-- start of DATA LINES --
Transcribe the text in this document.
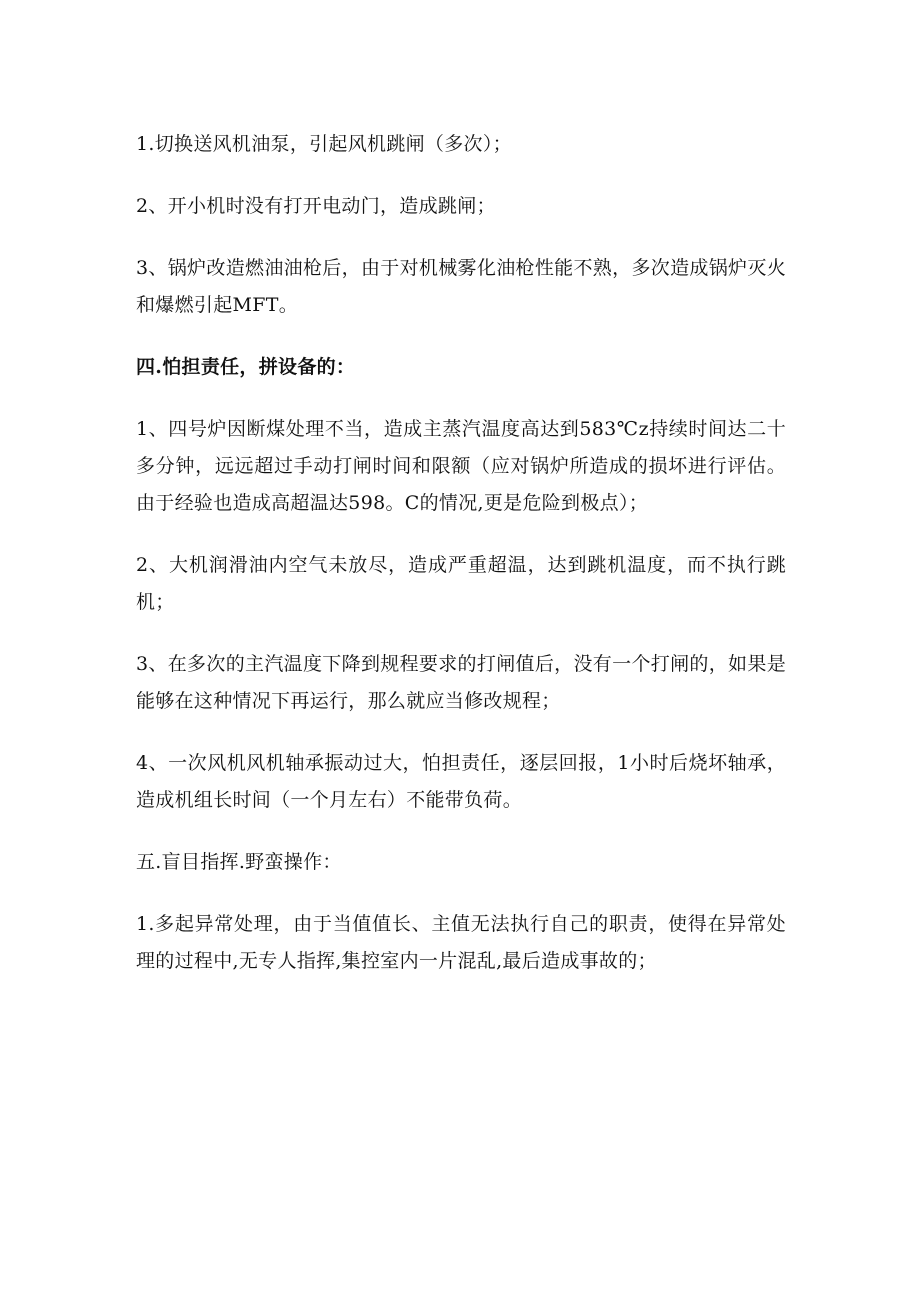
1.切换送风机油泵，引起风机跳闸（多次）；

2、开小机时没有打开电动门，造成跳闸；

3、锅炉改造燃油油枪后，由于对机械雾化油枪性能不熟，多次造成锅炉灭火和爆燃引起MFT。

四.怕担责任，拼设备的：

1、四号炉因断煤处理不当，造成主蒸汽温度高达到583℃z持续时间达二十多分钟，远远超过手动打闸时间和限额（应对锅炉所造成的损坏进行评估。由于经验也造成高超温达598。C的情况,更是危险到极点）；

2、大机润滑油内空气未放尽，造成严重超温，达到跳机温度，而不执行跳机；

3、在多次的主汽温度下降到规程要求的打闸值后，没有一个打闸的，如果是能够在这种情况下再运行，那么就应当修改规程；

4、一次风机风机轴承振动过大，怕担责任，逐层回报，1小时后烧坏轴承，造成机组长时间（一个月左右）不能带负荷。

五.盲目指挥.野蛮操作：

1.多起异常处理，由于当值值长、主值无法执行自己的职责，使得在异常处理的过程中,无专人指挥,集控室内一片混乱,最后造成事故的；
-- end of DATA LINES --
_SHORT PROBLEM_:
Set the data above down again exactly as given, with no pictures.

_RESULT OF THIS EXERCISE_:
Transcribe the text in this document.
1.切换送风机油泵，引起风机跳闸（多次）；

2、开小机时没有打开电动门，造成跳闸；

3、锅炉改造燃油油枪后，由于对机械雾化油枪性能不熟，多次造成锅炉灭火和爆燃引起MFT。

四.怕担责任，拼设备的：

1、四号炉因断煤处理不当，造成主蒸汽温度高达到583℃z持续时间达二十多分钟，远远超过手动打闸时间和限额（应对锅炉所造成的损坏进行评估。由于经验也造成高超温达598。C的情况,更是危险到极点）；

2、大机润滑油内空气未放尽，造成严重超温，达到跳机温度，而不执行跳机；

3、在多次的主汽温度下降到规程要求的打闸值后，没有一个打闸的，如果是能够在这种情况下再运行，那么就应当修改规程；

4、一次风机风机轴承振动过大，怕担责任，逐层回报，1小时后烧坏轴承，造成机组长时间（一个月左右）不能带负荷。

五.盲目指挥.野蛮操作：

1.多起异常处理，由于当值值长、主值无法执行自己的职责，使得在异常处理的过程中,无专人指挥,集控室内一片混乱,最后造成事故的；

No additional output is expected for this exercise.